Brief: Where does the string "Phase" appear? Copy every line of the entries below that holds it.

Dataset extract:
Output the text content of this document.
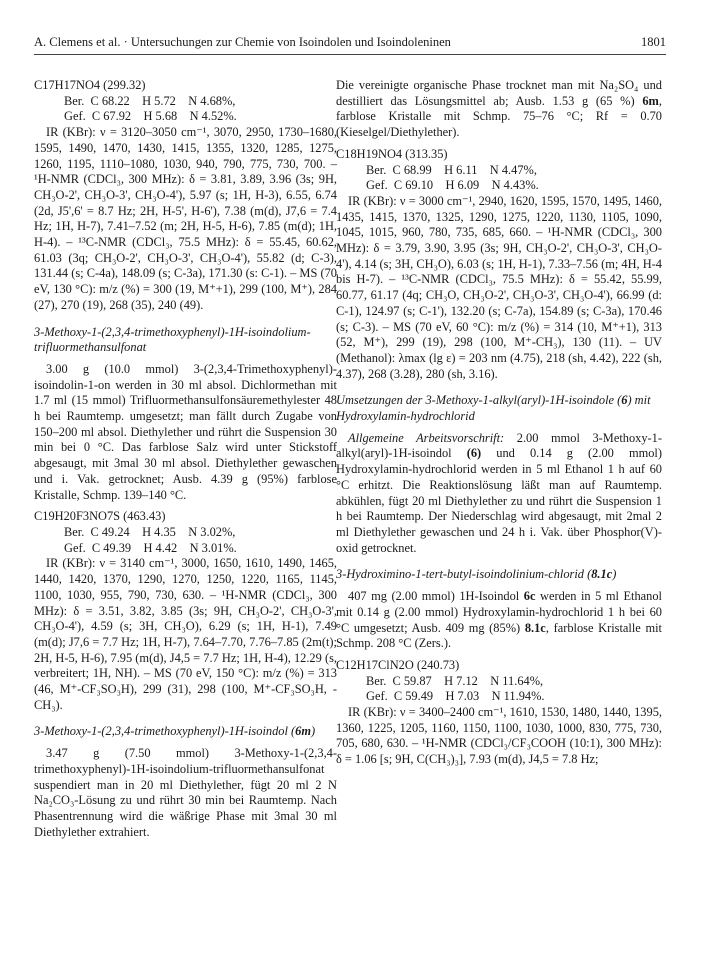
A. Clemens et al. · Untersuchungen zur Chemie von Isoindolen und Isoindoleninen	1801

C17H17NO4 (299.32)

Ber.  C 68.22    H 5.72    N 4.68%,

Gef.  C 67.92    H 5.68    N 4.52%.

IR (KBr): ν = 3120–3050 cm⁻¹, 3070, 2950, 1730–1680, 1595, 1490, 1470, 1430, 1415, 1355, 1320, 1285, 1275, 1260, 1195, 1110–1080, 1030, 940, 790, 775, 730, 700. – ¹H-NMR (CDCl₃, 300 MHz): δ = 3.81, 3.89, 3.96 (3s; 9H, CH₃O-2', CH₃O-3', CH₃O-4'), 5.97 (s; 1H, H-3), 6.55, 6.74 (2d, J5',6' = 8.7 Hz; 2H, H-5', H-6'), 7.38 (m(d), J7,6 = 7.4 Hz; 1H, H-7), 7.41–7.52 (m; 2H, H-5, H-6), 7.85 (m(d); 1H, H-4). – ¹³C-NMR (CDCl₃, 75.5 MHz): δ = 55.45, 60.62, 61.03 (3q; CH₃O-2', CH₃O-3', CH₃O-4'), 55.82 (d; C-3), 131.44 (s; C-4a), 148.09 (s; C-3a), 171.30 (s: C-1). – MS (70 eV, 130 °C): m/z (%) = 300 (19, M⁺+1), 299 (100, M⁺), 284 (27), 270 (19), 268 (35), 240 (49).

3-Methoxy-1-(2,3,4-trimethoxyphenyl)-1H-isoindolium-trifluormethansulfonat

3.00 g (10.0 mmol) 3-(2,3,4-Trimethoxyphenyl)-isoindolin-1-on werden in 30 ml absol. Dichlormethan mit 1.7 ml (15 mmol) Trifluormethansulfonsäuremethylester 48 h bei Raumtemp. umgesetzt; man fällt durch Zugabe von 150–200 ml absol. Diethylether und rührt die Suspension 30 min bei 0 °C. Das farblose Salz wird unter Stickstoff abgesaugt, mit 3mal 30 ml absol. Diethylether gewaschen und i. Vak. getrocknet; Ausb. 4.39 g (95%) farblose Kristalle, Schmp. 139–140 °C.

C19H20F3NO7S (463.43)

Ber.  C 49.24    H 4.35    N 3.02%,

Gef.  C 49.39    H 4.42    N 3.01%.

IR (KBr): ν = 3140 cm⁻¹, 3000, 1650, 1610, 1490, 1465, 1440, 1420, 1370, 1290, 1270, 1250, 1220, 1165, 1145, 1100, 1030, 955, 790, 730, 630. – ¹H-NMR (CDCl₃, 300 MHz): δ = 3.51, 3.82, 3.85 (3s; 9H, CH₃O-2', CH₃O-3', CH₃O-4'), 4.59 (s; 3H, CH₃O), 6.29 (s; 1H, H-1), 7.49 (m(d); J7,6 = 7.7 Hz; 1H, H-7), 7.64–7.70, 7.76–7.85 (2m(t); 2H, H-5, H-6), 7.95 (m(d), J4,5 = 7.7 Hz; 1H, H-4), 12.29 (s, verbreitert; 1H, NH). – MS (70 eV, 150 °C): m/z (%) = 313 (46, M⁺-CF₃SO₃H), 299 (31), 298 (100, M⁺-CF₃SO₃H, -CH₃).

3-Methoxy-1-(2,3,4-trimethoxyphenyl)-1H-isoindol (6m)

3.47 g (7.50 mmol) 3-Methoxy-1-(2,3,4-trimethoxyphenyl)-1H-isoindolium-trifluormethansulfonat suspendiert man in 20 ml Diethylether, fügt 20 ml 2 N Na₂CO₃-Lösung zu und rührt 30 min bei Raumtemp. Nach Phasentrennung wird die wäßrige Phase mit 3mal 30 ml Diethylether extrahiert.

Die vereinigte organische Phase trocknet man mit Na₂SO₄ und destilliert das Lösungsmittel ab; Ausb. 1.53 g (65 %) 6m, farblose Kristalle mit Schmp. 75–76 °C; Rf = 0.70 (Kieselgel/Diethylether).

C18H19NO4 (313.35)

Ber.  C 68.99    H 6.11    N 4.47%,

Gef.  C 69.10    H 6.09    N 4.43%.

IR (KBr): ν = 3000 cm⁻¹, 2940, 1620, 1595, 1570, 1495, 1460, 1435, 1415, 1370, 1325, 1290, 1275, 1220, 1130, 1105, 1090, 1045, 1015, 960, 780, 735, 685, 660. – ¹H-NMR (CDCl₃, 300 MHz): δ = 3.79, 3.90, 3.95 (3s; 9H, CH₃O-2', CH₃O-3', CH₃O-4'), 4.14 (s; 3H, CH₃O), 6.03 (s; 1H, H-1), 7.33–7.56 (m; 4H, H-4 bis H-7). – ¹³C-NMR (CDCl₃, 75.5 MHz): δ = 55.42, 55.99, 60.77, 61.17 (4q; CH₃O, CH₃O-2', CH₃O-3', CH₃O-4'), 66.99 (d: C-1), 124.97 (s; C-1'), 132.20 (s; C-7a), 154.89 (s; C-3a), 170.46 (s; C-3). – MS (70 eV, 60 °C): m/z (%) = 314 (10, M⁺+1), 313 (52, M⁺), 299 (19), 298 (100, M⁺-CH₃), 130 (11). – UV (Methanol): λmax (lg ε) = 203 nm (4.75), 218 (sh, 4.42), 222 (sh, 4.37), 268 (3.28), 280 (sh, 3.16).

Umsetzungen der 3-Methoxy-1-alkyl(aryl)-1H-isoindole (6) mit Hydroxylamin-hydrochlorid

Allgemeine Arbeitsvorschrift: 2.00 mmol 3-Methoxy-1-alkyl(aryl)-1H-isoindol (6) und 0.14 g (2.00 mmol) Hydroxylamin-hydrochlorid werden in 5 ml Ethanol 1 h auf 60 °C erhitzt. Die Reaktionslösung läßt man auf Raumtemp. abkühlen, fügt 20 ml Diethylether zu und rührt die Suspension 1 h bei Raumtemp. Der Niederschlag wird abgesaugt, mit 2mal 2 ml Diethylether gewaschen und 24 h i. Vak. über Phosphor(V)-oxid getrocknet.

3-Hydroximino-1-tert-butyl-isoindolinium-chlorid (8.1c)

407 mg (2.00 mmol) 1H-Isoindol 6c werden in 5 ml Ethanol mit 0.14 g (2.00 mmol) Hydroxylamin-hydrochlorid 1 h bei 60 °C umgesetzt; Ausb. 409 mg (85%) 8.1c, farblose Kristalle mit Schmp. 208 °C (Zers.).

C12H17ClN2O (240.73)

Ber.  C 59.87    H 7.12    N 11.64%,

Gef.  C 59.49    H 7.03    N 11.94%.

IR (KBr): ν = 3400–2400 cm⁻¹, 1610, 1530, 1480, 1440, 1395, 1360, 1225, 1205, 1160, 1150, 1100, 1030, 1000, 830, 775, 730, 705, 680, 630. – ¹H-NMR (CDCl₃/CF₃COOH (10:1), 300 MHz): δ = 1.06 [s; 9H, C(CH₃)₃], 7.93 (m(d), J4,5 = 7.8 Hz;
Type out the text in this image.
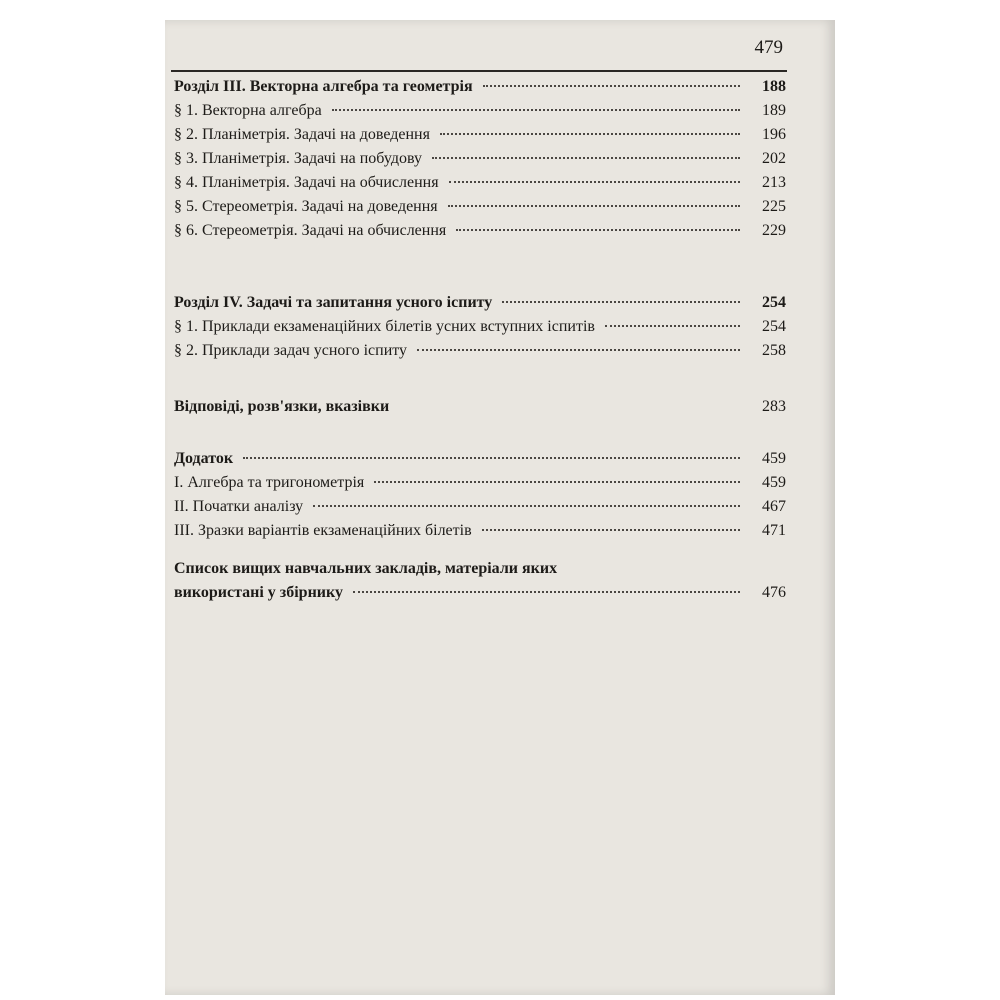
479
Розділ III. Векторна алгебра та геометрія	188
§ 1. Векторна алгебра	189
§ 2. Планіметрія. Задачі на доведення	196
§ 3. Планіметрія. Задачі на побудову	202
§ 4. Планіметрія. Задачі на обчислення	213
§ 5. Стереометрія. Задачі на доведення	225
§ 6. Стереометрія. Задачі на обчислення	229
Розділ IV. Задачі та запитання усного іспиту	254
§ 1. Приклади екзаменаційних білетів усних вступних іспитів	254
§ 2. Приклади задач усного іспиту	258
Відповіді, розв'язки, вказівки	283
Додаток	459
І. Алгебра та тригонометрія	459
ІІ. Початки аналізу	467
ІІІ. Зразки варіантів екзаменаційних білетів	471
Список вищих навчальних закладів, матеріали яких
використані у збірнику	476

Exercise output:
3.47 g (7.50 mmol) 3-Methoxy-1-(2,3,4-trimethoxyphenyl)-1H-isoindolium-trifluormethansulfonat suspendiert man in 20 ml Diethylether, fügt 20 ml 2 N Na₂CO₃-Lösung zu und rührt 30 min bei Raumtemp. Nach Phasentrennung wird die wäßrige Phase mit 3mal 30 ml Diethylether extrahiert.
Die vereinigte organische Phase trocknet man mit Na₂SO₄ und destilliert das Lösungsmittel ab; Ausb. 1.53 g (65 %) 6m, farblose Kristalle mit Schmp. 75–76 °C; Rf = 0.70 (Kieselgel/Diethylether).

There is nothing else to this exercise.